Start EXTRACTED INFORMATION

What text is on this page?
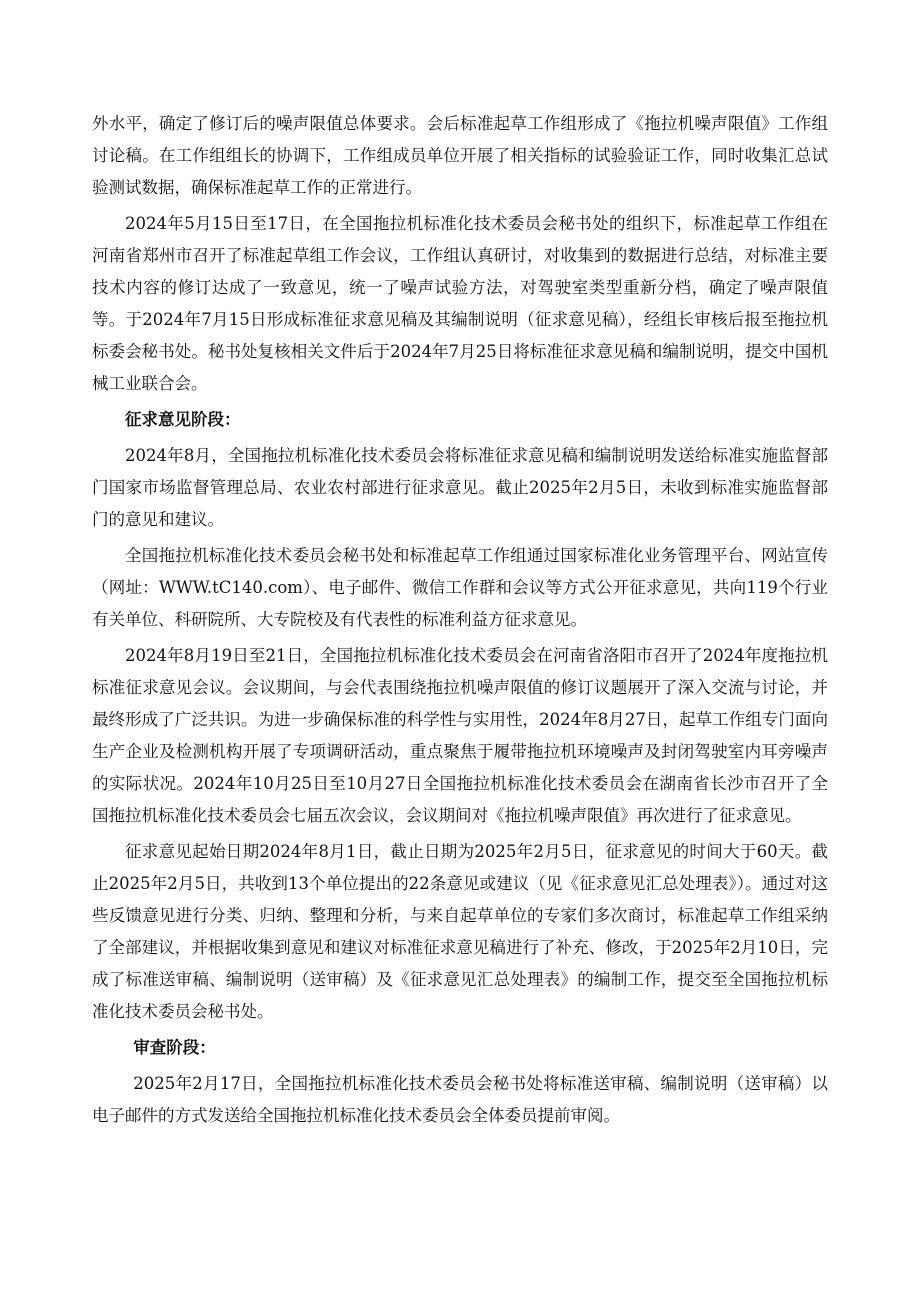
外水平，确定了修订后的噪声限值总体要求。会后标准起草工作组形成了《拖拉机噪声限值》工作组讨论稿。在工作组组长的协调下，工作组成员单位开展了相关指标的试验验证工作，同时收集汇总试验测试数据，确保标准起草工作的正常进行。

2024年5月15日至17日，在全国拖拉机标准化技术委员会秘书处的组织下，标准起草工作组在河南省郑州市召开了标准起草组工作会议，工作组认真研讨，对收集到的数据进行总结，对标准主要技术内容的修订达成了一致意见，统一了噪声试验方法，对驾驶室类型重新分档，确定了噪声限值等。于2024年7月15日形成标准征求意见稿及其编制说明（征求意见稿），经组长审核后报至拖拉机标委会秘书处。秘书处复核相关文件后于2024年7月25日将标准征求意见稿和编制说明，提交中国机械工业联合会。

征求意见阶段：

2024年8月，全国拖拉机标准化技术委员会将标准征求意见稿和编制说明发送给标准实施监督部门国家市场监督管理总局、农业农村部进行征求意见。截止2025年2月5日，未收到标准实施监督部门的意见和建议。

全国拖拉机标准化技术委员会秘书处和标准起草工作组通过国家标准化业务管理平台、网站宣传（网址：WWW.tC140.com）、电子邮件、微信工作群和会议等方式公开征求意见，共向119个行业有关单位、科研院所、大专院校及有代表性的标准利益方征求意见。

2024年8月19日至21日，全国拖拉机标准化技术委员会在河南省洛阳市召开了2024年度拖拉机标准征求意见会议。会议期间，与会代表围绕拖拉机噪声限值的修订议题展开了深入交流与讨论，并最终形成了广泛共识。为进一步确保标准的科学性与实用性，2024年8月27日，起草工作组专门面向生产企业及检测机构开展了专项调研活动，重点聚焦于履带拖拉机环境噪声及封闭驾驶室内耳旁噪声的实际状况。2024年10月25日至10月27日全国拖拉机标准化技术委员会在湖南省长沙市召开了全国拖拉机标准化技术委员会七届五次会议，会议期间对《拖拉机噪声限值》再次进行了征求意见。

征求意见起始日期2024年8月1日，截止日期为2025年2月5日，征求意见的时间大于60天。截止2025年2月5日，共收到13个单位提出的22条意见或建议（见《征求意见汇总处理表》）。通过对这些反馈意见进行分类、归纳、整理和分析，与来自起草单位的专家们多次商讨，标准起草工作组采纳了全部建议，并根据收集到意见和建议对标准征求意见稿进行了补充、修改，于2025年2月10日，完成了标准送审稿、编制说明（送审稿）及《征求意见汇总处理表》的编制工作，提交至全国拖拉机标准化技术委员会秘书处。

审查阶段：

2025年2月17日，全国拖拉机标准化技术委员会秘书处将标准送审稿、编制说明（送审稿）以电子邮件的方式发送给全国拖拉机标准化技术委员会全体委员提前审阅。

End EXTRACTED INFORMATION
Start EXTRACTED INFORMATION

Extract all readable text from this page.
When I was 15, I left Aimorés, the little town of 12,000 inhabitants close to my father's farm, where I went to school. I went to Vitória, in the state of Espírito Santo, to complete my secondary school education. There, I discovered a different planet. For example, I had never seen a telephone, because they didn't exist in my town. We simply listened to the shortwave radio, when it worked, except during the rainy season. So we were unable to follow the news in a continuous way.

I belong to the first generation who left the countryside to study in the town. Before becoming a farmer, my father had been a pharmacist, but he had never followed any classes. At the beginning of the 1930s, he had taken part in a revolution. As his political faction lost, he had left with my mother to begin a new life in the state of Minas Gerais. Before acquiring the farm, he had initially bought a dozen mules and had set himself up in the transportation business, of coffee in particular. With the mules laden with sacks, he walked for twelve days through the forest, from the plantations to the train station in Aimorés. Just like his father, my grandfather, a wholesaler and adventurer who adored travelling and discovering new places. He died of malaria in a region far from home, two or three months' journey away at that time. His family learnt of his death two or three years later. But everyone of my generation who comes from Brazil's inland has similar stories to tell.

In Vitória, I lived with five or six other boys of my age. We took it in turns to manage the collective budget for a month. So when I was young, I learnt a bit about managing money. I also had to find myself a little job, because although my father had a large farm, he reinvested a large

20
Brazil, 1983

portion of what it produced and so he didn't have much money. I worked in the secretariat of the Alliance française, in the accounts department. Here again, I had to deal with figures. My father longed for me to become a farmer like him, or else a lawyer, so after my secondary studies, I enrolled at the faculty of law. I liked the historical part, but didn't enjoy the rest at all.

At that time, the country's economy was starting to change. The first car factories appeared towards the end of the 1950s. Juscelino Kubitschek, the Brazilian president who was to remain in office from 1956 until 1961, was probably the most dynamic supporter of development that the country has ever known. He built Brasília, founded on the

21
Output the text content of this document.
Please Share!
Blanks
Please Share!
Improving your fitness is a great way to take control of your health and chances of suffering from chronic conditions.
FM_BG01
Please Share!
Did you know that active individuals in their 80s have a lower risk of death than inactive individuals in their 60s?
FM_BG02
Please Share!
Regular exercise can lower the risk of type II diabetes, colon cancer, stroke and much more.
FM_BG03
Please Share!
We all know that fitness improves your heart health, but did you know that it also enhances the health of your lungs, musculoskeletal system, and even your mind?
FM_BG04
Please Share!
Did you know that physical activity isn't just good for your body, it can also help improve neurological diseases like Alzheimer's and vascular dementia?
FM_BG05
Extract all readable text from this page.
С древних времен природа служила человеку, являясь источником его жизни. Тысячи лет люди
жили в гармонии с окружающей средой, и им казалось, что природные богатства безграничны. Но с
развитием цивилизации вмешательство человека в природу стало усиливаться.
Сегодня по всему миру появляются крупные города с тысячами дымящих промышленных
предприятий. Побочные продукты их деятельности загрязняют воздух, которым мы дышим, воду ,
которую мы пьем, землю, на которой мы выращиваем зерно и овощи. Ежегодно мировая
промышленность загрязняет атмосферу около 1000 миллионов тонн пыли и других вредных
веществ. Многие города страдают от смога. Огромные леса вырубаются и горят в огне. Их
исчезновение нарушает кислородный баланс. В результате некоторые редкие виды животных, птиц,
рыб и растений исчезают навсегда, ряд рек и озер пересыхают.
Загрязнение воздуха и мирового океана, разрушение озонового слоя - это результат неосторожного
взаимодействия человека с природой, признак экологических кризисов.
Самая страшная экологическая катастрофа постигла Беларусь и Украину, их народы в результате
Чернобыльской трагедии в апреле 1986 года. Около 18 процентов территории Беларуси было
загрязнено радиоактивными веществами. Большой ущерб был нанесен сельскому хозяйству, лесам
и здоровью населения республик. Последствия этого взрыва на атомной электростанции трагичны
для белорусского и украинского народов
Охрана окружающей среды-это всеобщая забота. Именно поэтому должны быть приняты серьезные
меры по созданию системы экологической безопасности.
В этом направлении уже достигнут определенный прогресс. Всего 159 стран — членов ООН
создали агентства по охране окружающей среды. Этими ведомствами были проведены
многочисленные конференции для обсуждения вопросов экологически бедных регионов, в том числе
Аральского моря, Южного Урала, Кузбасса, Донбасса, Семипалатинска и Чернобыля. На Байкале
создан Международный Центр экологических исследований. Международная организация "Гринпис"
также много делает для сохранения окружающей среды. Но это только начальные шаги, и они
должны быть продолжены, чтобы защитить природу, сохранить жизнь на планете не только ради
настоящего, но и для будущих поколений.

End EXTRACTED INFORMATION

Gather all lines with the string "little" from the data.

*SOLUTION:*
When I was 15, I left Aimorés, the little town of 12,000 inhabitants close to my father's farm, where I went to school. I went to Vitória, in the state of Espírito Santo, to complete my secondary school education. There, I discovered a different planet. For example, I had never seen a telephone, because they didn't exist in my town. We simply listened to the shortwave radio, when it worked, except during the rainy season. So we were unable to follow the news in a continuous way.
In Vitória, I lived with five or six other boys of my age. We took it in turns to manage the collective budget for a month. So when I was young, I learnt a bit about managing money. I also had to find myself a little job, because although my father had a large farm, he reinvested a large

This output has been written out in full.